RINCIAN TUGAS:
Tulis kembali entri mulai dari awal hingga baris yang memuat "draw-pen-tool[interactable]: ✎ (4, 105, 26, 125)", termasuk baris itu, dengan menukar setiap "interactable" menjadi "clickable". Bagian lain tidak diubah.

/---

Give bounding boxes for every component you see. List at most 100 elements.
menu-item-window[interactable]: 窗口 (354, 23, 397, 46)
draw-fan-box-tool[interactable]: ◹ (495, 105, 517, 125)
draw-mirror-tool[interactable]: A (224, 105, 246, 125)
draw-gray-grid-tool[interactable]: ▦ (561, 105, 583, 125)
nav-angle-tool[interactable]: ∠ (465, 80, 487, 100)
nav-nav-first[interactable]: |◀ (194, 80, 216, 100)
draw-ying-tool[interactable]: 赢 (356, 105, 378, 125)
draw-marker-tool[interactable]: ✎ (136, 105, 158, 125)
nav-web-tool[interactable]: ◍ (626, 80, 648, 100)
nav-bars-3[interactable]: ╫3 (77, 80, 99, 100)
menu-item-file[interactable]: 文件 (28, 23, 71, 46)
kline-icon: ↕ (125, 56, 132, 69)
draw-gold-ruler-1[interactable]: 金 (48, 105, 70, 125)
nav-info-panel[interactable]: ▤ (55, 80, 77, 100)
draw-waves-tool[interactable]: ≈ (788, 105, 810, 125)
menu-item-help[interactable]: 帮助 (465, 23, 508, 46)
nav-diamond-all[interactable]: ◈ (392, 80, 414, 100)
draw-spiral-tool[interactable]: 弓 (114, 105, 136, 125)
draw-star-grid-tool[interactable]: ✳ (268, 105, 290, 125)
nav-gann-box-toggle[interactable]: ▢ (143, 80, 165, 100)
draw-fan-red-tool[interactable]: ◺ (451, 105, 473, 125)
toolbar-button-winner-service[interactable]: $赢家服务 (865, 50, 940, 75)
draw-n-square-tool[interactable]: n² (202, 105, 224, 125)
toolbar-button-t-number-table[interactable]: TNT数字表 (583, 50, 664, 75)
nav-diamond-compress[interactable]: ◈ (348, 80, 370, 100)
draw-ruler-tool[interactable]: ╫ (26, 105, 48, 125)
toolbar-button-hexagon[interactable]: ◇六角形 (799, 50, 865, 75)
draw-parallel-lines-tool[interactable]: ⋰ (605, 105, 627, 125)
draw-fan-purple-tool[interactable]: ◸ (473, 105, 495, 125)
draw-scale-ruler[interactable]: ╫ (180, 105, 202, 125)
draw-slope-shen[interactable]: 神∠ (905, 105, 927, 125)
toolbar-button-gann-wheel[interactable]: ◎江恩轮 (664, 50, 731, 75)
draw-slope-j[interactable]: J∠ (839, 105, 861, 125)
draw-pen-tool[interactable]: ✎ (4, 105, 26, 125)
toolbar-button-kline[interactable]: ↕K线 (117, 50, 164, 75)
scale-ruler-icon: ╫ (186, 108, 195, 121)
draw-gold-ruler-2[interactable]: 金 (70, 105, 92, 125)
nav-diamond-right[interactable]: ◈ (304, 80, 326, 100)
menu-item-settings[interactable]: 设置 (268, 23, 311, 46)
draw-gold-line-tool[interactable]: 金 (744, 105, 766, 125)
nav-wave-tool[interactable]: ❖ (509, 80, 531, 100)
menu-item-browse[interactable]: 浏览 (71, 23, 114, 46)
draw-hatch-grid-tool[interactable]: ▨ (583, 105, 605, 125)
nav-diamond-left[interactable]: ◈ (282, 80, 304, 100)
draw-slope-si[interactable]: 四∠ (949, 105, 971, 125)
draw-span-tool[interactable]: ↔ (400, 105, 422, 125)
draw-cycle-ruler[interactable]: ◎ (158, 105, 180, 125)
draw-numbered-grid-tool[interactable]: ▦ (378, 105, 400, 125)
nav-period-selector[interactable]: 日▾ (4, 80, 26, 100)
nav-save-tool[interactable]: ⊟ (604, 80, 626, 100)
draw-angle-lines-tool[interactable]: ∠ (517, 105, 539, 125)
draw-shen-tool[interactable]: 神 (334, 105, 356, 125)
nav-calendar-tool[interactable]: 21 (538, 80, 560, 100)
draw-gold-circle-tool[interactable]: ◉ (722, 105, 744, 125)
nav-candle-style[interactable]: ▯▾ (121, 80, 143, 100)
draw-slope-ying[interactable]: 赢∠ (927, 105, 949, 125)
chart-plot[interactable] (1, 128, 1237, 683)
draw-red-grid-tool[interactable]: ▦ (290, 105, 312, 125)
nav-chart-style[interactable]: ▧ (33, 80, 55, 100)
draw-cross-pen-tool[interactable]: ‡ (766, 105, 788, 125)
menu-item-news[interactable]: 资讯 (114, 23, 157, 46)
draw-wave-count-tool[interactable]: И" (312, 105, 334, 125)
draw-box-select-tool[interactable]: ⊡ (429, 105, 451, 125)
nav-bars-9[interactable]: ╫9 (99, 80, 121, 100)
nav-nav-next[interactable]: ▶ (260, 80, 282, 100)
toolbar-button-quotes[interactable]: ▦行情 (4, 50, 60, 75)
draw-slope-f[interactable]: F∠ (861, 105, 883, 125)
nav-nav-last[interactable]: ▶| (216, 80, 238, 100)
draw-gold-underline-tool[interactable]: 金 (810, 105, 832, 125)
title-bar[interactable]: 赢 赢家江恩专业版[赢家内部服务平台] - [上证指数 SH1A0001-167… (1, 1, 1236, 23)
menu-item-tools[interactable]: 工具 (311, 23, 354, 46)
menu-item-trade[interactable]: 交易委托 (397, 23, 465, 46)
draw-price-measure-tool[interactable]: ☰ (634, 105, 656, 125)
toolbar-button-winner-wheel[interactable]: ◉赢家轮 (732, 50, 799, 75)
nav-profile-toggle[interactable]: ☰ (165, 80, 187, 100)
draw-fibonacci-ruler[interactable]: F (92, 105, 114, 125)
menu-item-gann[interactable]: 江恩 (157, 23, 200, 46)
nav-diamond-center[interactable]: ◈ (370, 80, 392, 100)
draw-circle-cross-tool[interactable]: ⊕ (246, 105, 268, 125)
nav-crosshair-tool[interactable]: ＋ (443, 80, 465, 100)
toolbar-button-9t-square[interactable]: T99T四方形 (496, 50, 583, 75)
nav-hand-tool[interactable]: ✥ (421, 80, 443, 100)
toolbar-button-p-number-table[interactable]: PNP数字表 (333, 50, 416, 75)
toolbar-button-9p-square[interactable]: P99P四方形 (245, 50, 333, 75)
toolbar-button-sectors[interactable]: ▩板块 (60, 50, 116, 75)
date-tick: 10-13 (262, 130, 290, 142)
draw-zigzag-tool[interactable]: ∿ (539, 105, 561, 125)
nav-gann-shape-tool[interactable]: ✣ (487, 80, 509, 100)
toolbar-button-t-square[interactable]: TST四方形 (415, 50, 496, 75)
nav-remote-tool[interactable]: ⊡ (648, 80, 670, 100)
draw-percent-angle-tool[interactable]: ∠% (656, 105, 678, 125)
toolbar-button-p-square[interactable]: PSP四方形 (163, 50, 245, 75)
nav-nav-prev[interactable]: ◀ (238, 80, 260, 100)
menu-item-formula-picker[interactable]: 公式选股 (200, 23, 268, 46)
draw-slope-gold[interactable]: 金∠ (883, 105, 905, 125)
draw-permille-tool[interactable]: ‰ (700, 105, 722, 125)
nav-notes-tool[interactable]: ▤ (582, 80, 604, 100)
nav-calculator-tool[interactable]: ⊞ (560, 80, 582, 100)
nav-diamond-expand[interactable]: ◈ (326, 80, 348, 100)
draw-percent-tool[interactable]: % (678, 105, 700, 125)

\---

PENYELESAIAN:
Give bounding boxes for every component you see. List at most 100 elements.
menu-item-window[clickable]: 窗口 (354, 23, 397, 46)
draw-fan-box-tool[clickable]: ◹ (495, 105, 517, 125)
draw-mirror-tool[clickable]: A (224, 105, 246, 125)
draw-gray-grid-tool[clickable]: ▦ (561, 105, 583, 125)
nav-angle-tool[clickable]: ∠ (465, 80, 487, 100)
nav-nav-first[clickable]: |◀ (194, 80, 216, 100)
draw-ying-tool[clickable]: 赢 (356, 105, 378, 125)
draw-marker-tool[clickable]: ✎ (136, 105, 158, 125)
nav-web-tool[clickable]: ◍ (626, 80, 648, 100)
nav-bars-3[clickable]: ╫3 (77, 80, 99, 100)
menu-item-file[clickable]: 文件 (28, 23, 71, 46)
kline-icon: ↕ (125, 56, 132, 69)
draw-gold-ruler-1[clickable]: 金 (48, 105, 70, 125)
nav-info-panel[clickable]: ▤ (55, 80, 77, 100)
draw-waves-tool[clickable]: ≈ (788, 105, 810, 125)
menu-item-help[clickable]: 帮助 (465, 23, 508, 46)
nav-diamond-all[clickable]: ◈ (392, 80, 414, 100)
draw-spiral-tool[clickable]: 弓 (114, 105, 136, 125)
draw-star-grid-tool[clickable]: ✳ (268, 105, 290, 125)
nav-gann-box-toggle[clickable]: ▢ (143, 80, 165, 100)
draw-fan-red-tool[clickable]: ◺ (451, 105, 473, 125)
toolbar-button-winner-service[clickable]: $赢家服务 (865, 50, 940, 75)
draw-n-square-tool[clickable]: n² (202, 105, 224, 125)
toolbar-button-t-number-table[clickable]: TNT数字表 (583, 50, 664, 75)
nav-diamond-compress[clickable]: ◈ (348, 80, 370, 100)
draw-ruler-tool[clickable]: ╫ (26, 105, 48, 125)
toolbar-button-hexagon[clickable]: ◇六角形 (799, 50, 865, 75)
draw-parallel-lines-tool[clickable]: ⋰ (605, 105, 627, 125)
draw-fan-purple-tool[clickable]: ◸ (473, 105, 495, 125)
draw-scale-ruler[clickable]: ╫ (180, 105, 202, 125)
draw-slope-shen[clickable]: 神∠ (905, 105, 927, 125)
toolbar-button-gann-wheel[clickable]: ◎江恩轮 (664, 50, 731, 75)
draw-slope-j[clickable]: J∠ (839, 105, 861, 125)
draw-pen-tool[clickable]: ✎ (4, 105, 26, 125)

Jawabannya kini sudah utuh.